_Directions for this task_.
Scan the listing below. Report each line that includes "JSON".

--- START OF Input records ---

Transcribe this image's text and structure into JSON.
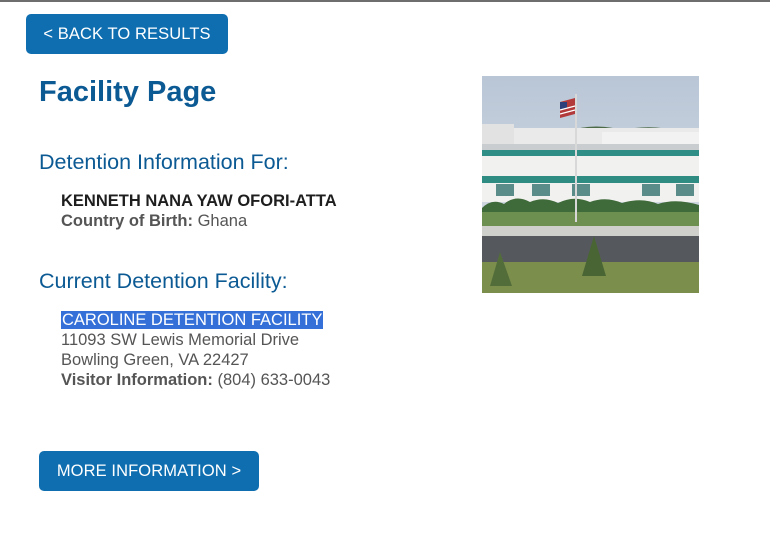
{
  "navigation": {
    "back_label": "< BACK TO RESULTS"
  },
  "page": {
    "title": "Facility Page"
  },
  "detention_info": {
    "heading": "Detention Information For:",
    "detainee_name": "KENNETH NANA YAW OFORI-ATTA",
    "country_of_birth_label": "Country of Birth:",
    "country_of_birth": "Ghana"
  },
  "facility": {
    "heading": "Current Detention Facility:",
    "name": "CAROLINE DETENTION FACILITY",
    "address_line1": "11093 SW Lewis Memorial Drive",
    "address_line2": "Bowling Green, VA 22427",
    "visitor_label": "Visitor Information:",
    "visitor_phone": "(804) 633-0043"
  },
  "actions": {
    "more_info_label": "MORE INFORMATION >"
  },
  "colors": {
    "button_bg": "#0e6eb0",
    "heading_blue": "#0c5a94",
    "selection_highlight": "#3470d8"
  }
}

--- END OF Input records ---
--- START OF Input records ---

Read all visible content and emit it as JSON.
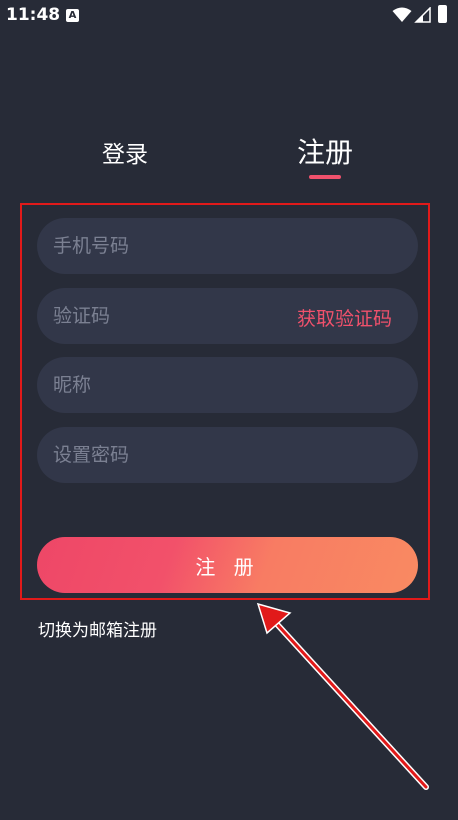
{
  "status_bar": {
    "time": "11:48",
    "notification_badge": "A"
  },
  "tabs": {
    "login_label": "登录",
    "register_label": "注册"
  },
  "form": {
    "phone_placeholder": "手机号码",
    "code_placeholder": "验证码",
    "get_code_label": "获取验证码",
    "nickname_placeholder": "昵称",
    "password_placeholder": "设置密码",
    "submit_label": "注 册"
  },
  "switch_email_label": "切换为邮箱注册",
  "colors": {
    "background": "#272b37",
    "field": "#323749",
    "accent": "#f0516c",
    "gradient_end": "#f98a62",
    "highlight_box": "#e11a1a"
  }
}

--- END OF Input records ---

_Result_.
Transcribe this image's text and structure into JSON.
Read all visible content and emit it as JSON.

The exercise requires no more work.